SET PROBLEM -> Print all of the data exactly.

INFORMATION PROVIDED ->
☆ ☆ ☆ ☆ ☆

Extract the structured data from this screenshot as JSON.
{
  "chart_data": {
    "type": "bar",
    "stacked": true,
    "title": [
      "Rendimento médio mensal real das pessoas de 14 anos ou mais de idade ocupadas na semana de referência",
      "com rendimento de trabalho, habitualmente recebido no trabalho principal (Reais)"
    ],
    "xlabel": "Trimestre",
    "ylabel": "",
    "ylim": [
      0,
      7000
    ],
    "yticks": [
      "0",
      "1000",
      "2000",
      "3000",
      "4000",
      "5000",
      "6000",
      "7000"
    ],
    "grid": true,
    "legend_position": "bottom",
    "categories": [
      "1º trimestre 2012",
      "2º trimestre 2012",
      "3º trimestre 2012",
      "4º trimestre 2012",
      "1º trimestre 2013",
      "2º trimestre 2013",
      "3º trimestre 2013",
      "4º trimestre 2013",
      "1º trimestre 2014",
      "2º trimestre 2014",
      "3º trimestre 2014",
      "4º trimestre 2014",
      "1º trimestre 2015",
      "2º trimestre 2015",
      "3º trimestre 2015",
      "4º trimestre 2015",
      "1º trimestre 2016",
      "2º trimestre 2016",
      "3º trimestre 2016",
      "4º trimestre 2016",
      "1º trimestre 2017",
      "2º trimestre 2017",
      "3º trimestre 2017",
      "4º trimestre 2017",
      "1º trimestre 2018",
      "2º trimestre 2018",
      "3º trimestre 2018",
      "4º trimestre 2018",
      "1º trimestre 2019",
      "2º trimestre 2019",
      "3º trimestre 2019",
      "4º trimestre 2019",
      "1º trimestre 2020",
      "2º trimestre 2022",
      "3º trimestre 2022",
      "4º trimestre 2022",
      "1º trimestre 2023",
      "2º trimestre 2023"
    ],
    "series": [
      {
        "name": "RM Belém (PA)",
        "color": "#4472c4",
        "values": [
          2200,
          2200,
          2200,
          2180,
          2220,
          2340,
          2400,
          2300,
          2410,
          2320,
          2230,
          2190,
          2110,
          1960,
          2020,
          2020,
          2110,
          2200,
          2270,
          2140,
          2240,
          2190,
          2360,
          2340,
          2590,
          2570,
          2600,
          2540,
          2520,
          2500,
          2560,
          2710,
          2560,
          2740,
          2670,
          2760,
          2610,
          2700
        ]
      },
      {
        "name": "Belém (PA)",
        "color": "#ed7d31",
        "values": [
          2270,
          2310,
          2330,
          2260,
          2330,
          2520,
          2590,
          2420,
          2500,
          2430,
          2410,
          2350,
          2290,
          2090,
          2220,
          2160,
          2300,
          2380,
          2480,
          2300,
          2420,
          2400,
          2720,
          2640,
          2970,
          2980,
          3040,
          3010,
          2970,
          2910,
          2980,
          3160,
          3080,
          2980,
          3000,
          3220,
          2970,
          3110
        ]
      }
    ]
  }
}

☆ ☆ ☆ ☆ ☆

WRITTEN RESPONSE ->
Extract the structured data from this screenshot as JSON.
{
  "chart_data": {
    "type": "bar",
    "stacked": true,
    "title": [
      "Rendimento médio mensal real das pessoas de 14 anos ou mais de idade ocupadas na semana de referência",
      "com rendimento de trabalho, habitualmente recebido no trabalho principal (Reais)"
    ],
    "xlabel": "Trimestre",
    "ylabel": "",
    "ylim": [
      0,
      7000
    ],
    "yticks": [
      "0",
      "1000",
      "2000",
      "3000",
      "4000",
      "5000",
      "6000",
      "7000"
    ],
    "grid": true,
    "legend_position": "bottom",
    "categories": [
      "1º trimestre 2012",
      "2º trimestre 2012",
      "3º trimestre 2012",
      "4º trimestre 2012",
      "1º trimestre 2013",
      "2º trimestre 2013",
      "3º trimestre 2013",
      "4º trimestre 2013",
      "1º trimestre 2014",
      "2º trimestre 2014",
      "3º trimestre 2014",
      "4º trimestre 2014",
      "1º trimestre 2015",
      "2º trimestre 2015",
      "3º trimestre 2015",
      "4º trimestre 2015",
      "1º trimestre 2016",
      "2º trimestre 2016",
      "3º trimestre 2016",
      "4º trimestre 2016",
      "1º trimestre 2017",
      "2º trimestre 2017",
      "3º trimestre 2017",
      "4º trimestre 2017",
      "1º trimestre 2018",
      "2º trimestre 2018",
      "3º trimestre 2018",
      "4º trimestre 2018",
      "1º trimestre 2019",
      "2º trimestre 2019",
      "3º trimestre 2019",
      "4º trimestre 2019",
      "1º trimestre 2020",
      "2º trimestre 2022",
      "3º trimestre 2022",
      "4º trimestre 2022",
      "1º trimestre 2023",
      "2º trimestre 2023"
    ],
    "series": [
      {
        "name": "RM Belém (PA)",
        "color": "#4472c4",
        "values": [
          2200,
          2200,
          2200,
          2180,
          2220,
          2340,
          2400,
          2300,
          2410,
          2320,
          2230,
          2190,
          2110,
          1960,
          2020,
          2020,
          2110,
          2200,
          2270,
          2140,
          2240,
          2190,
          2360,
          2340,
          2590,
          2570,
          2600,
          2540,
          2520,
          2500,
          2560,
          2710,
          2560,
          2740,
          2670,
          2760,
          2610,
          2700
        ]
      },
      {
        "name": "Belém (PA)",
        "color": "#ed7d31",
        "values": [
          2270,
          2310,
          2330,
          2260,
          2330,
          2520,
          2590,
          2420,
          2500,
          2430,
          2410,
          2350,
          2290,
          2090,
          2220,
          2160,
          2300,
          2380,
          2480,
          2300,
          2420,
          2400,
          2720,
          2640,
          2970,
          2980,
          3040,
          3010,
          2970,
          2910,
          2980,
          3160,
          3080,
          2980,
          3000,
          3220,
          2970,
          3110
        ]
      }
    ]
  }
}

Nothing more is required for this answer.